SHORT PROBLEM >> The records below must be retyped exactly.

[Rows from a dataset]
:::
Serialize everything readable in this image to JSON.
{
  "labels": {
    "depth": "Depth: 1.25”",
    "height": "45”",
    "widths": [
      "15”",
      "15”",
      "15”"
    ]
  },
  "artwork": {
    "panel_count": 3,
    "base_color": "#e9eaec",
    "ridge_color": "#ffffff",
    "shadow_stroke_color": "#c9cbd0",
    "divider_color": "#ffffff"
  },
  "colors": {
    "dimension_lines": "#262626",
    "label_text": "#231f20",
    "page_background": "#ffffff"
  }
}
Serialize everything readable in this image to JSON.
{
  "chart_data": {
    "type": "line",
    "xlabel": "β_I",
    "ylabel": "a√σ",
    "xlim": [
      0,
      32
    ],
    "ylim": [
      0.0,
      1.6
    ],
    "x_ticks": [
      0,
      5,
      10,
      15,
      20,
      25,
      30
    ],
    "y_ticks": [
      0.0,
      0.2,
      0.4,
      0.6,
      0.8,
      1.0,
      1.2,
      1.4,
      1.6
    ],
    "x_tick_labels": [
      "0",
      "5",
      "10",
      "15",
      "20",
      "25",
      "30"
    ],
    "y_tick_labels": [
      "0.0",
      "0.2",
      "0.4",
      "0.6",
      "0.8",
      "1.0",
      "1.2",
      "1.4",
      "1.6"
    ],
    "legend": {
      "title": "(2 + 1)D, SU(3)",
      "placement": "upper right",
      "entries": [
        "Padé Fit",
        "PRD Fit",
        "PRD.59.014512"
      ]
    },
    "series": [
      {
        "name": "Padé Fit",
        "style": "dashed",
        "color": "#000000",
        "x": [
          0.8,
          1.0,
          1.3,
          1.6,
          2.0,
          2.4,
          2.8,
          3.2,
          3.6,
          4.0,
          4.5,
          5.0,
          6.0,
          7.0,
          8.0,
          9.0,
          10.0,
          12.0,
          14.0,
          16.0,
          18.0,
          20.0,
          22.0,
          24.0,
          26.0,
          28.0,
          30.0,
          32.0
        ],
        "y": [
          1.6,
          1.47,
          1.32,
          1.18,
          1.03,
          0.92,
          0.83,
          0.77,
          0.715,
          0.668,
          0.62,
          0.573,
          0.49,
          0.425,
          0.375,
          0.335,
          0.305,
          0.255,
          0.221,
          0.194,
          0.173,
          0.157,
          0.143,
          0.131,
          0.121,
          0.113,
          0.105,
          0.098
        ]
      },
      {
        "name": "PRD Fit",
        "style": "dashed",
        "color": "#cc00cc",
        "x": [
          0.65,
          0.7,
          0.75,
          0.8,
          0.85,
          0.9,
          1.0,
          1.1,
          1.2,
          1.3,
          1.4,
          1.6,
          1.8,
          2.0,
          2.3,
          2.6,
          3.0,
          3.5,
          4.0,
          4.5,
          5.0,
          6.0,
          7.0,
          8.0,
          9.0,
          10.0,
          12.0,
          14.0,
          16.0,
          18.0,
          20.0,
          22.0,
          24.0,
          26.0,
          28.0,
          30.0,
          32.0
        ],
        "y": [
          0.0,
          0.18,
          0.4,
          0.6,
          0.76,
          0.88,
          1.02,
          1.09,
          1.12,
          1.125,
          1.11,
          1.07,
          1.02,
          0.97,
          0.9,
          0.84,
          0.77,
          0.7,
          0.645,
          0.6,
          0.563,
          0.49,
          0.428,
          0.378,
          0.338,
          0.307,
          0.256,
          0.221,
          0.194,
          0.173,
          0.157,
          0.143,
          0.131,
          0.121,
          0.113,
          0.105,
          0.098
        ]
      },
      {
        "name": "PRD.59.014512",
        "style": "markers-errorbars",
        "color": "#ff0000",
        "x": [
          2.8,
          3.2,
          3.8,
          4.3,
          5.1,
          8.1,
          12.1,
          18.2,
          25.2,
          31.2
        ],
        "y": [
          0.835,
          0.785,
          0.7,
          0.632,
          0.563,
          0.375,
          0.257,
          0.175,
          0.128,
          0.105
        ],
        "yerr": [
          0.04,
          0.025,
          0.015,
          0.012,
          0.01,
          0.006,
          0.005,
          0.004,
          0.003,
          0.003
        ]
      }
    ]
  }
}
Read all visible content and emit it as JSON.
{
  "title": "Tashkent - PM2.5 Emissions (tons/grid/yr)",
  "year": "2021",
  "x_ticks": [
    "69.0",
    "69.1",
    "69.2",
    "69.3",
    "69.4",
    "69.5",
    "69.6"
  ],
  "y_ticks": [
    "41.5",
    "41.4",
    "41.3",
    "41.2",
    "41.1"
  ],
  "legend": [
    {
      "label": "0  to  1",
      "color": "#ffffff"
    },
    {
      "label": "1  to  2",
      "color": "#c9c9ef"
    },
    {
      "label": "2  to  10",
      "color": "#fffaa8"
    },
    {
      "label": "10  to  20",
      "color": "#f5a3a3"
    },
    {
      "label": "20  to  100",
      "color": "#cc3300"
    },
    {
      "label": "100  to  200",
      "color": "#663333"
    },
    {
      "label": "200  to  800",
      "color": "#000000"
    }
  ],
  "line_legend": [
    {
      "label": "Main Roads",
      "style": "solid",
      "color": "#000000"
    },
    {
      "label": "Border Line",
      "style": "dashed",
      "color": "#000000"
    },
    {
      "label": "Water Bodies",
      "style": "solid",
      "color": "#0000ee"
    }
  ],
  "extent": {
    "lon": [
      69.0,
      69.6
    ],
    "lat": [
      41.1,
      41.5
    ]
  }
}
:::
WRITTEN RESPONSE >>
Serialize everything readable in this image to JSON.
{
  "labels": {
    "depth": "Depth: 1.25”",
    "height": "45”",
    "widths": [
      "15”",
      "15”",
      "15”"
    ]
  },
  "artwork": {
    "panel_count": 3,
    "base_color": "#e9eaec",
    "ridge_color": "#ffffff",
    "shadow_stroke_color": "#c9cbd0",
    "divider_color": "#ffffff"
  },
  "colors": {
    "dimension_lines": "#262626",
    "label_text": "#231f20",
    "page_background": "#ffffff"
  }
}
Serialize everything readable in this image to JSON.
{
  "chart_data": {
    "type": "line",
    "xlabel": "β_I",
    "ylabel": "a√σ",
    "xlim": [
      0,
      32
    ],
    "ylim": [
      0.0,
      1.6
    ],
    "x_ticks": [
      0,
      5,
      10,
      15,
      20,
      25,
      30
    ],
    "y_ticks": [
      0.0,
      0.2,
      0.4,
      0.6,
      0.8,
      1.0,
      1.2,
      1.4,
      1.6
    ],
    "x_tick_labels": [
      "0",
      "5",
      "10",
      "15",
      "20",
      "25",
      "30"
    ],
    "y_tick_labels": [
      "0.0",
      "0.2",
      "0.4",
      "0.6",
      "0.8",
      "1.0",
      "1.2",
      "1.4",
      "1.6"
    ],
    "legend": {
      "title": "(2 + 1)D, SU(3)",
      "placement": "upper right",
      "entries": [
        "Padé Fit",
        "PRD Fit",
        "PRD.59.014512"
      ]
    },
    "series": [
      {
        "name": "Padé Fit",
        "style": "dashed",
        "color": "#000000",
        "x": [
          0.8,
          1.0,
          1.3,
          1.6,
          2.0,
          2.4,
          2.8,
          3.2,
          3.6,
          4.0,
          4.5,
          5.0,
          6.0,
          7.0,
          8.0,
          9.0,
          10.0,
          12.0,
          14.0,
          16.0,
          18.0,
          20.0,
          22.0,
          24.0,
          26.0,
          28.0,
          30.0,
          32.0
        ],
        "y": [
          1.6,
          1.47,
          1.32,
          1.18,
          1.03,
          0.92,
          0.83,
          0.77,
          0.715,
          0.668,
          0.62,
          0.573,
          0.49,
          0.425,
          0.375,
          0.335,
          0.305,
          0.255,
          0.221,
          0.194,
          0.173,
          0.157,
          0.143,
          0.131,
          0.121,
          0.113,
          0.105,
          0.098
        ]
      },
      {
        "name": "PRD Fit",
        "style": "dashed",
        "color": "#cc00cc",
        "x": [
          0.65,
          0.7,
          0.75,
          0.8,
          0.85,
          0.9,
          1.0,
          1.1,
          1.2,
          1.3,
          1.4,
          1.6,
          1.8,
          2.0,
          2.3,
          2.6,
          3.0,
          3.5,
          4.0,
          4.5,
          5.0,
          6.0,
          7.0,
          8.0,
          9.0,
          10.0,
          12.0,
          14.0,
          16.0,
          18.0,
          20.0,
          22.0,
          24.0,
          26.0,
          28.0,
          30.0,
          32.0
        ],
        "y": [
          0.0,
          0.18,
          0.4,
          0.6,
          0.76,
          0.88,
          1.02,
          1.09,
          1.12,
          1.125,
          1.11,
          1.07,
          1.02,
          0.97,
          0.9,
          0.84,
          0.77,
          0.7,
          0.645,
          0.6,
          0.563,
          0.49,
          0.428,
          0.378,
          0.338,
          0.307,
          0.256,
          0.221,
          0.194,
          0.173,
          0.157,
          0.143,
          0.131,
          0.121,
          0.113,
          0.105,
          0.098
        ]
      },
      {
        "name": "PRD.59.014512",
        "style": "markers-errorbars",
        "color": "#ff0000",
        "x": [
          2.8,
          3.2,
          3.8,
          4.3,
          5.1,
          8.1,
          12.1,
          18.2,
          25.2,
          31.2
        ],
        "y": [
          0.835,
          0.785,
          0.7,
          0.632,
          0.563,
          0.375,
          0.257,
          0.175,
          0.128,
          0.105
        ],
        "yerr": [
          0.04,
          0.025,
          0.015,
          0.012,
          0.01,
          0.006,
          0.005,
          0.004,
          0.003,
          0.003
        ]
      }
    ]
  }
}
Read all visible content and emit it as JSON.
{
  "title": "Tashkent - PM2.5 Emissions (tons/grid/yr)",
  "year": "2021",
  "x_ticks": [
    "69.0",
    "69.1",
    "69.2",
    "69.3",
    "69.4",
    "69.5",
    "69.6"
  ],
  "y_ticks": [
    "41.5",
    "41.4",
    "41.3",
    "41.2",
    "41.1"
  ],
  "legend": [
    {
      "label": "0  to  1",
      "color": "#ffffff"
    },
    {
      "label": "1  to  2",
      "color": "#c9c9ef"
    },
    {
      "label": "2  to  10",
      "color": "#fffaa8"
    },
    {
      "label": "10  to  20",
      "color": "#f5a3a3"
    },
    {
      "label": "20  to  100",
      "color": "#cc3300"
    },
    {
      "label": "100  to  200",
      "color": "#663333"
    },
    {
      "label": "200  to  800",
      "color": "#000000"
    }
  ],
  "line_legend": [
    {
      "label": "Main Roads",
      "style": "solid",
      "color": "#000000"
    },
    {
      "label": "Border Line",
      "style": "dashed",
      "color": "#000000"
    },
    {
      "label": "Water Bodies",
      "style": "solid",
      "color": "#0000ee"
    }
  ],
  "extent": {
    "lon": [
      69.0,
      69.6
    ],
    "lat": [
      41.1,
      41.5
    ]
  }
}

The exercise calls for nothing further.